_GIVEN PROBLEM_
Update the lines from the first one through the line with "367 803 537</box>" by changing "bbox" to "bounding box" and keeping everything else the same.

Page element notes:
____________

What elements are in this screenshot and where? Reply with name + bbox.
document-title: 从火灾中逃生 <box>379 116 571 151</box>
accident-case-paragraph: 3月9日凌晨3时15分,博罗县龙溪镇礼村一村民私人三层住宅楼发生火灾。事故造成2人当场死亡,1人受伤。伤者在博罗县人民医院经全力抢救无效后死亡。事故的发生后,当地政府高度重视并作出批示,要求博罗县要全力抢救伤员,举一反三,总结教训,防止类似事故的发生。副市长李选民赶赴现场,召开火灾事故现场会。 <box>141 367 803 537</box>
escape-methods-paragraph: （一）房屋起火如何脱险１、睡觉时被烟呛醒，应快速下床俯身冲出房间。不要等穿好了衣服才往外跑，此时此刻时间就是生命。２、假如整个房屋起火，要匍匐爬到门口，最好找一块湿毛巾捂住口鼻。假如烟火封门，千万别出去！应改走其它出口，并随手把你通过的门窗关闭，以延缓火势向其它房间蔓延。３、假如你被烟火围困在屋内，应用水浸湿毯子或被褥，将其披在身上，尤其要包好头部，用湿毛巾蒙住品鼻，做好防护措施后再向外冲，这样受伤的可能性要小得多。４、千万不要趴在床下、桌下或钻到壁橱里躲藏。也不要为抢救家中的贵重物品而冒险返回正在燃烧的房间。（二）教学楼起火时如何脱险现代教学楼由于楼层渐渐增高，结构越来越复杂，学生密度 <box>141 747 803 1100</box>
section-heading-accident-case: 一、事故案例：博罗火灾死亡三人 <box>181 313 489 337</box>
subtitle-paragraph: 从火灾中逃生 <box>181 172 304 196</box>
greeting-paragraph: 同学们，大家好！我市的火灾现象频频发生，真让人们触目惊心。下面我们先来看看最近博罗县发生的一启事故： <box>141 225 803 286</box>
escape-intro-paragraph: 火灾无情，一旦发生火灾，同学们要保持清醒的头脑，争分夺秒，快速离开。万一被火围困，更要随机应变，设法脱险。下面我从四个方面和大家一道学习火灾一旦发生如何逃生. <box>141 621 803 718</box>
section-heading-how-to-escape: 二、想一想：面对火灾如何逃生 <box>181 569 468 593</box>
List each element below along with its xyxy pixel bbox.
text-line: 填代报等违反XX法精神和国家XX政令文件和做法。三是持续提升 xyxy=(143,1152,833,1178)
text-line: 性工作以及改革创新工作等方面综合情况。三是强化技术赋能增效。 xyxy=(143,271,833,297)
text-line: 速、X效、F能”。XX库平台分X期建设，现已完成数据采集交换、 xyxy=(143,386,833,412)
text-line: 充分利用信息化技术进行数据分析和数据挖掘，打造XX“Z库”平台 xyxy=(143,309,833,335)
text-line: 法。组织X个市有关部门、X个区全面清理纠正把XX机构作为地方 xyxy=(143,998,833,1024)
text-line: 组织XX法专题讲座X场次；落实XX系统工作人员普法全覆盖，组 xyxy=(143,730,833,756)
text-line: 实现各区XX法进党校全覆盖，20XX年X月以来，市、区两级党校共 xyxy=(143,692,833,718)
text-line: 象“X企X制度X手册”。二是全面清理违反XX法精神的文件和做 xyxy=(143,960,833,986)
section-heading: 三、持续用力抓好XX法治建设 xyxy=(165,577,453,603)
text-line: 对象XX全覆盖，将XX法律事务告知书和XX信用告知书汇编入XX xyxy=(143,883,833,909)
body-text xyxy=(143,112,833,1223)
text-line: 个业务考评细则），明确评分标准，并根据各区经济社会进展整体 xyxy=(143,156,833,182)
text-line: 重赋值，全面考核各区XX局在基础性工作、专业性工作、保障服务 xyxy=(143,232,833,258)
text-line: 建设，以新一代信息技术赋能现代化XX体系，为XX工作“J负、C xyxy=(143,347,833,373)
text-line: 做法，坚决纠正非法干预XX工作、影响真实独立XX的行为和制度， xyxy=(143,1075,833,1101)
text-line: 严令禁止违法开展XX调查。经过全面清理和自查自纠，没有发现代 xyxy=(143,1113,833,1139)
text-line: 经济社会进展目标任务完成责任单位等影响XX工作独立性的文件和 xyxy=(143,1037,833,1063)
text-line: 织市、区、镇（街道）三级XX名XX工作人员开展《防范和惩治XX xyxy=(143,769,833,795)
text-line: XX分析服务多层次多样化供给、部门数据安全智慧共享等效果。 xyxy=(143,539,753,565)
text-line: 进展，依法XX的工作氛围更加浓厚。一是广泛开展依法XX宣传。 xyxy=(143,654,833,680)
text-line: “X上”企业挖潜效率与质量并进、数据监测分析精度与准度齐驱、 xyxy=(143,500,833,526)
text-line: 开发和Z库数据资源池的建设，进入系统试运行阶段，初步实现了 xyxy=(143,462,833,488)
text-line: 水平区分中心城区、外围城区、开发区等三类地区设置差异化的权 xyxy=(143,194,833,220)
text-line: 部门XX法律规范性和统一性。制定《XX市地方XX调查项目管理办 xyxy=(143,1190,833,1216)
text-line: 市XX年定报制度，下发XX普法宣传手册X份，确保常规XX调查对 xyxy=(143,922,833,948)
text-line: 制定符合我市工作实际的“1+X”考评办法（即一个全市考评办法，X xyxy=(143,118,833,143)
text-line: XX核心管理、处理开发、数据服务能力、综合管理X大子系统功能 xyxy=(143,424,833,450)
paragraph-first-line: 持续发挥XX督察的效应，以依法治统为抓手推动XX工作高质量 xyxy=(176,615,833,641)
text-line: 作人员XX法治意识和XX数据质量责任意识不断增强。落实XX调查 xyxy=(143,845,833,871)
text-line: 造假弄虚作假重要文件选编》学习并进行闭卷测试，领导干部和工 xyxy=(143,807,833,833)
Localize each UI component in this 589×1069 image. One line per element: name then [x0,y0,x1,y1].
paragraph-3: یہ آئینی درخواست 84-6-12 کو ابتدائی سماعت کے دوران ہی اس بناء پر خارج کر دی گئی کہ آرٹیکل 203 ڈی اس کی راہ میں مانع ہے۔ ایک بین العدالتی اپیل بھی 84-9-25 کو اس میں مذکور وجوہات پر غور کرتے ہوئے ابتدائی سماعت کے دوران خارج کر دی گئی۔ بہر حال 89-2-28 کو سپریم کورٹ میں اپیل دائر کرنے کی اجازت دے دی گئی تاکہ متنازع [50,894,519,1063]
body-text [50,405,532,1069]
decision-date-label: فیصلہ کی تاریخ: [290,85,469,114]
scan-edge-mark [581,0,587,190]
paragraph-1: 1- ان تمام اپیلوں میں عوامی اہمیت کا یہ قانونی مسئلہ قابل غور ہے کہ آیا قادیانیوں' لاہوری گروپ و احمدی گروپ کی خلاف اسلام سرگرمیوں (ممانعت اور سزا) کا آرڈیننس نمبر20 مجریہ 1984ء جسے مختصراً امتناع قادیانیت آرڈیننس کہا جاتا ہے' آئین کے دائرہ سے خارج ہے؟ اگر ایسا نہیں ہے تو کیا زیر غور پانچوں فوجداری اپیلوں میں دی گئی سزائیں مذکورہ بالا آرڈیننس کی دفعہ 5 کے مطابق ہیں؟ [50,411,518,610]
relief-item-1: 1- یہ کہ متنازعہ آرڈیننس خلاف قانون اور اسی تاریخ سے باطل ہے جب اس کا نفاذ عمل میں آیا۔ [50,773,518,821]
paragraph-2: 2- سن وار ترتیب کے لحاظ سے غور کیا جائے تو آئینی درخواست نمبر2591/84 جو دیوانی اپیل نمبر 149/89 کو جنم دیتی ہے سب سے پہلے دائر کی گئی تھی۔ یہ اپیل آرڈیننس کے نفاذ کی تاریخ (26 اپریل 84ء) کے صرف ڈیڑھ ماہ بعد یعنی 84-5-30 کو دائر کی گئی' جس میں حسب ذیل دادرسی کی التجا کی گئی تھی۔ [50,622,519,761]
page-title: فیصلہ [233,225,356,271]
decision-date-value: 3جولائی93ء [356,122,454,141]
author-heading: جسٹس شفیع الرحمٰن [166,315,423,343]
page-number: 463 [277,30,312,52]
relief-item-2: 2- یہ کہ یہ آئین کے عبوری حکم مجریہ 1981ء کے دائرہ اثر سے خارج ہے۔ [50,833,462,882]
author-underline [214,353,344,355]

____________

_TASK ANSWER_
What elements are in this screenshot and where? Reply with name + bounding box.
document-title: 从火灾中逃生 <box>379 116 571 151</box>
accident-case-paragraph: 3月9日凌晨3时15分,博罗县龙溪镇礼村一村民私人三层住宅楼发生火灾。事故造成2人当场死亡,1人受伤。伤者在博罗县人民医院经全力抢救无效后死亡。事故的发生后,当地政府高度重视并作出批示,要求博罗县要全力抢救伤员,举一反三,总结教训,防止类似事故的发生。副市长李选民赶赴现场,召开火灾事故现场会。 <box>141 367 803 537</box>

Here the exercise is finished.